### [ENTRIES SUPPLIED]
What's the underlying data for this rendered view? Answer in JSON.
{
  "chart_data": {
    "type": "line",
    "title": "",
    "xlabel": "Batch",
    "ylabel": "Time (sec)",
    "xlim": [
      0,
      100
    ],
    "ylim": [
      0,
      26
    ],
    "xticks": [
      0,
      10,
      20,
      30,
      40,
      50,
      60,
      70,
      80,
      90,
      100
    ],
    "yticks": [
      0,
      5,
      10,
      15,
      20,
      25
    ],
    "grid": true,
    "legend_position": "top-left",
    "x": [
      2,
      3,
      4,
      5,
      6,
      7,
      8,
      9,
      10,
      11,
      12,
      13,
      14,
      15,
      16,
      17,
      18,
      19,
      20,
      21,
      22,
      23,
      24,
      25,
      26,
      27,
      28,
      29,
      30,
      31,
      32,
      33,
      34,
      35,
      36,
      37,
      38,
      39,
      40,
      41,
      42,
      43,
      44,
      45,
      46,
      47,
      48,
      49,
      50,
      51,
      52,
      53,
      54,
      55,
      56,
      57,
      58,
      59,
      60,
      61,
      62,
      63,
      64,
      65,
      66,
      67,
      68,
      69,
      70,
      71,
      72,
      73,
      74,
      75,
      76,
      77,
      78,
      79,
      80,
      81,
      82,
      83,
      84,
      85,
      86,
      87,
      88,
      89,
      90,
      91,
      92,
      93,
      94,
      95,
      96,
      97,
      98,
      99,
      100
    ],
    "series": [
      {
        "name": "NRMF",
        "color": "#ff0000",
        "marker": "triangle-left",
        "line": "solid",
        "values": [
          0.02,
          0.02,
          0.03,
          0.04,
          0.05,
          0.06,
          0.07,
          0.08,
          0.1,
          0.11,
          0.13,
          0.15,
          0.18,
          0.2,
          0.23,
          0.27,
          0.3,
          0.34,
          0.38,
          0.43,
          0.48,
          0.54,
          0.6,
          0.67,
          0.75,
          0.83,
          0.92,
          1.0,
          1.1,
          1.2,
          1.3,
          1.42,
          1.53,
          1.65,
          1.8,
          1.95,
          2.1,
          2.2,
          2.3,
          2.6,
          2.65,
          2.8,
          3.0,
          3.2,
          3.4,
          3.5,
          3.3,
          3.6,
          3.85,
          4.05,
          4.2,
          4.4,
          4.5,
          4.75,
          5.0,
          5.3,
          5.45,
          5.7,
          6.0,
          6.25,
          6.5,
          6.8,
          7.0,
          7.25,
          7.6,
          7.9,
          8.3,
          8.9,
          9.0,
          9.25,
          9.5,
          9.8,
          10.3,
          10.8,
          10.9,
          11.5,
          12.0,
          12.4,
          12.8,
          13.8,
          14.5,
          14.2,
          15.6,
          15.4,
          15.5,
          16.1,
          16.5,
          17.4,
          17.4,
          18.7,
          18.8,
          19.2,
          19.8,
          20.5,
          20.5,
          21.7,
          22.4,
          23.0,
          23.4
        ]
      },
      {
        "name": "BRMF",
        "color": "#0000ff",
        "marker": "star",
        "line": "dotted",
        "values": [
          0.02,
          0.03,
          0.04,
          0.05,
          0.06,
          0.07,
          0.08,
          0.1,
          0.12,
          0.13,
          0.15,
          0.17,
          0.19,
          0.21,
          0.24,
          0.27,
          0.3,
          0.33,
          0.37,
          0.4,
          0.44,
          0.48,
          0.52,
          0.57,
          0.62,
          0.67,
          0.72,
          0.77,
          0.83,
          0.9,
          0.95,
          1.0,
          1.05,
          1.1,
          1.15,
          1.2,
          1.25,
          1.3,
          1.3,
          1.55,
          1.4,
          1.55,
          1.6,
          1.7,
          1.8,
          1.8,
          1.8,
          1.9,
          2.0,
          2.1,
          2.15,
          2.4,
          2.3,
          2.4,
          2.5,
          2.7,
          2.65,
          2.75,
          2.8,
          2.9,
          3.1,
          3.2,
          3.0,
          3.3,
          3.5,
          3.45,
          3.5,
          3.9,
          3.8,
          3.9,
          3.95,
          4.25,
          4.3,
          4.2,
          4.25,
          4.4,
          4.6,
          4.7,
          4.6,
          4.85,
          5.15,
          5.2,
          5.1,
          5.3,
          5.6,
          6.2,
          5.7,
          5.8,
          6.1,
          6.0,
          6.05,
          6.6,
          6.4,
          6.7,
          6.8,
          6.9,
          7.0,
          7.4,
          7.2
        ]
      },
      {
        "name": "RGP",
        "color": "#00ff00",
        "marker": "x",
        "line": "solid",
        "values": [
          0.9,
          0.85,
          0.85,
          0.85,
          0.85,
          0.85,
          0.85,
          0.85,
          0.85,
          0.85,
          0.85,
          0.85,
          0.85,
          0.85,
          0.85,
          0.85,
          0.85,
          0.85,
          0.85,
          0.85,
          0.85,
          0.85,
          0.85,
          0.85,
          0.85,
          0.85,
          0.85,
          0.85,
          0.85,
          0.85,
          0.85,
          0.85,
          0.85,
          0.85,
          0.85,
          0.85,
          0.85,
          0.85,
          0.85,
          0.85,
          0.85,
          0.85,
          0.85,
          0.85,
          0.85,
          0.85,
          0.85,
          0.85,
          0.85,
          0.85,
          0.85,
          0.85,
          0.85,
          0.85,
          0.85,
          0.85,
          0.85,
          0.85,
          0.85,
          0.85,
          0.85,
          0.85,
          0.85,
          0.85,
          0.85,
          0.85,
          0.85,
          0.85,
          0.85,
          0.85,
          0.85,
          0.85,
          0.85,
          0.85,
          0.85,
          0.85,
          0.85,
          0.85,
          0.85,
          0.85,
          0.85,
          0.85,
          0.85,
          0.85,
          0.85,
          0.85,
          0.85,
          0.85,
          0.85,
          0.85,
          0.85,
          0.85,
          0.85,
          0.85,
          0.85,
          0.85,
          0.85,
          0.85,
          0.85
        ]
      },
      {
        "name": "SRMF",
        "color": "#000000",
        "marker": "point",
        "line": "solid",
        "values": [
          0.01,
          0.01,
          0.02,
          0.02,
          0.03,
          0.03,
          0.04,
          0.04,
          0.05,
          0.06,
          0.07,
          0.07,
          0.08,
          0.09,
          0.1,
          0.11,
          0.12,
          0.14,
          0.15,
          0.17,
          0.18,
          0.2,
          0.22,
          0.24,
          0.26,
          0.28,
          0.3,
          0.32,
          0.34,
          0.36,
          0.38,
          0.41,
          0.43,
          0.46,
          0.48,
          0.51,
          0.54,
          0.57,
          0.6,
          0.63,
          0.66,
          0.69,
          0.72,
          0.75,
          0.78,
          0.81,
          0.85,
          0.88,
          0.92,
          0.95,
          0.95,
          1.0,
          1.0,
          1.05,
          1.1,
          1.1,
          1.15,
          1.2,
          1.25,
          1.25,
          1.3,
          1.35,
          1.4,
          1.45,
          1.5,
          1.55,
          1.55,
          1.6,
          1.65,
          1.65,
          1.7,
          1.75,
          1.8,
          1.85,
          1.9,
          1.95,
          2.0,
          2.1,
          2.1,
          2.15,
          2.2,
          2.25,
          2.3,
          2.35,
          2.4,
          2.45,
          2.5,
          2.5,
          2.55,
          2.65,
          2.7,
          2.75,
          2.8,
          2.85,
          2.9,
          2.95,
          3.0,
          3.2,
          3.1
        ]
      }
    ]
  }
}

### [SET TASK]
Every entry must be retyped in full, exactly as given.

### [WRITTEN RESPONSE]
What's the underlying data for this rendered view? Answer in JSON.
{
  "chart_data": {
    "type": "line",
    "title": "",
    "xlabel": "Batch",
    "ylabel": "Time (sec)",
    "xlim": [
      0,
      100
    ],
    "ylim": [
      0,
      26
    ],
    "xticks": [
      0,
      10,
      20,
      30,
      40,
      50,
      60,
      70,
      80,
      90,
      100
    ],
    "yticks": [
      0,
      5,
      10,
      15,
      20,
      25
    ],
    "grid": true,
    "legend_position": "top-left",
    "x": [
      2,
      3,
      4,
      5,
      6,
      7,
      8,
      9,
      10,
      11,
      12,
      13,
      14,
      15,
      16,
      17,
      18,
      19,
      20,
      21,
      22,
      23,
      24,
      25,
      26,
      27,
      28,
      29,
      30,
      31,
      32,
      33,
      34,
      35,
      36,
      37,
      38,
      39,
      40,
      41,
      42,
      43,
      44,
      45,
      46,
      47,
      48,
      49,
      50,
      51,
      52,
      53,
      54,
      55,
      56,
      57,
      58,
      59,
      60,
      61,
      62,
      63,
      64,
      65,
      66,
      67,
      68,
      69,
      70,
      71,
      72,
      73,
      74,
      75,
      76,
      77,
      78,
      79,
      80,
      81,
      82,
      83,
      84,
      85,
      86,
      87,
      88,
      89,
      90,
      91,
      92,
      93,
      94,
      95,
      96,
      97,
      98,
      99,
      100
    ],
    "series": [
      {
        "name": "NRMF",
        "color": "#ff0000",
        "marker": "triangle-left",
        "line": "solid",
        "values": [
          0.02,
          0.02,
          0.03,
          0.04,
          0.05,
          0.06,
          0.07,
          0.08,
          0.1,
          0.11,
          0.13,
          0.15,
          0.18,
          0.2,
          0.23,
          0.27,
          0.3,
          0.34,
          0.38,
          0.43,
          0.48,
          0.54,
          0.6,
          0.67,
          0.75,
          0.83,
          0.92,
          1.0,
          1.1,
          1.2,
          1.3,
          1.42,
          1.53,
          1.65,
          1.8,
          1.95,
          2.1,
          2.2,
          2.3,
          2.6,
          2.65,
          2.8,
          3.0,
          3.2,
          3.4,
          3.5,
          3.3,
          3.6,
          3.85,
          4.05,
          4.2,
          4.4,
          4.5,
          4.75,
          5.0,
          5.3,
          5.45,
          5.7,
          6.0,
          6.25,
          6.5,
          6.8,
          7.0,
          7.25,
          7.6,
          7.9,
          8.3,
          8.9,
          9.0,
          9.25,
          9.5,
          9.8,
          10.3,
          10.8,
          10.9,
          11.5,
          12.0,
          12.4,
          12.8,
          13.8,
          14.5,
          14.2,
          15.6,
          15.4,
          15.5,
          16.1,
          16.5,
          17.4,
          17.4,
          18.7,
          18.8,
          19.2,
          19.8,
          20.5,
          20.5,
          21.7,
          22.4,
          23.0,
          23.4
        ]
      },
      {
        "name": "BRMF",
        "color": "#0000ff",
        "marker": "star",
        "line": "dotted",
        "values": [
          0.02,
          0.03,
          0.04,
          0.05,
          0.06,
          0.07,
          0.08,
          0.1,
          0.12,
          0.13,
          0.15,
          0.17,
          0.19,
          0.21,
          0.24,
          0.27,
          0.3,
          0.33,
          0.37,
          0.4,
          0.44,
          0.48,
          0.52,
          0.57,
          0.62,
          0.67,
          0.72,
          0.77,
          0.83,
          0.9,
          0.95,
          1.0,
          1.05,
          1.1,
          1.15,
          1.2,
          1.25,
          1.3,
          1.3,
          1.55,
          1.4,
          1.55,
          1.6,
          1.7,
          1.8,
          1.8,
          1.8,
          1.9,
          2.0,
          2.1,
          2.15,
          2.4,
          2.3,
          2.4,
          2.5,
          2.7,
          2.65,
          2.75,
          2.8,
          2.9,
          3.1,
          3.2,
          3.0,
          3.3,
          3.5,
          3.45,
          3.5,
          3.9,
          3.8,
          3.9,
          3.95,
          4.25,
          4.3,
          4.2,
          4.25,
          4.4,
          4.6,
          4.7,
          4.6,
          4.85,
          5.15,
          5.2,
          5.1,
          5.3,
          5.6,
          6.2,
          5.7,
          5.8,
          6.1,
          6.0,
          6.05,
          6.6,
          6.4,
          6.7,
          6.8,
          6.9,
          7.0,
          7.4,
          7.2
        ]
      },
      {
        "name": "RGP",
        "color": "#00ff00",
        "marker": "x",
        "line": "solid",
        "values": [
          0.9,
          0.85,
          0.85,
          0.85,
          0.85,
          0.85,
          0.85,
          0.85,
          0.85,
          0.85,
          0.85,
          0.85,
          0.85,
          0.85,
          0.85,
          0.85,
          0.85,
          0.85,
          0.85,
          0.85,
          0.85,
          0.85,
          0.85,
          0.85,
          0.85,
          0.85,
          0.85,
          0.85,
          0.85,
          0.85,
          0.85,
          0.85,
          0.85,
          0.85,
          0.85,
          0.85,
          0.85,
          0.85,
          0.85,
          0.85,
          0.85,
          0.85,
          0.85,
          0.85,
          0.85,
          0.85,
          0.85,
          0.85,
          0.85,
          0.85,
          0.85,
          0.85,
          0.85,
          0.85,
          0.85,
          0.85,
          0.85,
          0.85,
          0.85,
          0.85,
          0.85,
          0.85,
          0.85,
          0.85,
          0.85,
          0.85,
          0.85,
          0.85,
          0.85,
          0.85,
          0.85,
          0.85,
          0.85,
          0.85,
          0.85,
          0.85,
          0.85,
          0.85,
          0.85,
          0.85,
          0.85,
          0.85,
          0.85,
          0.85,
          0.85,
          0.85,
          0.85,
          0.85,
          0.85,
          0.85,
          0.85,
          0.85,
          0.85,
          0.85,
          0.85,
          0.85,
          0.85,
          0.85,
          0.85
        ]
      },
      {
        "name": "SRMF",
        "color": "#000000",
        "marker": "point",
        "line": "solid",
        "values": [
          0.01,
          0.01,
          0.02,
          0.02,
          0.03,
          0.03,
          0.04,
          0.04,
          0.05,
          0.06,
          0.07,
          0.07,
          0.08,
          0.09,
          0.1,
          0.11,
          0.12,
          0.14,
          0.15,
          0.17,
          0.18,
          0.2,
          0.22,
          0.24,
          0.26,
          0.28,
          0.3,
          0.32,
          0.34,
          0.36,
          0.38,
          0.41,
          0.43,
          0.46,
          0.48,
          0.51,
          0.54,
          0.57,
          0.6,
          0.63,
          0.66,
          0.69,
          0.72,
          0.75,
          0.78,
          0.81,
          0.85,
          0.88,
          0.92,
          0.95,
          0.95,
          1.0,
          1.0,
          1.05,
          1.1,
          1.1,
          1.15,
          1.2,
          1.25,
          1.25,
          1.3,
          1.35,
          1.4,
          1.45,
          1.5,
          1.55,
          1.55,
          1.6,
          1.65,
          1.65,
          1.7,
          1.75,
          1.8,
          1.85,
          1.9,
          1.95,
          2.0,
          2.1,
          2.1,
          2.15,
          2.2,
          2.25,
          2.3,
          2.35,
          2.4,
          2.45,
          2.5,
          2.5,
          2.55,
          2.65,
          2.7,
          2.75,
          2.8,
          2.85,
          2.9,
          2.95,
          3.0,
          3.2,
          3.1
        ]
      }
    ]
  }
}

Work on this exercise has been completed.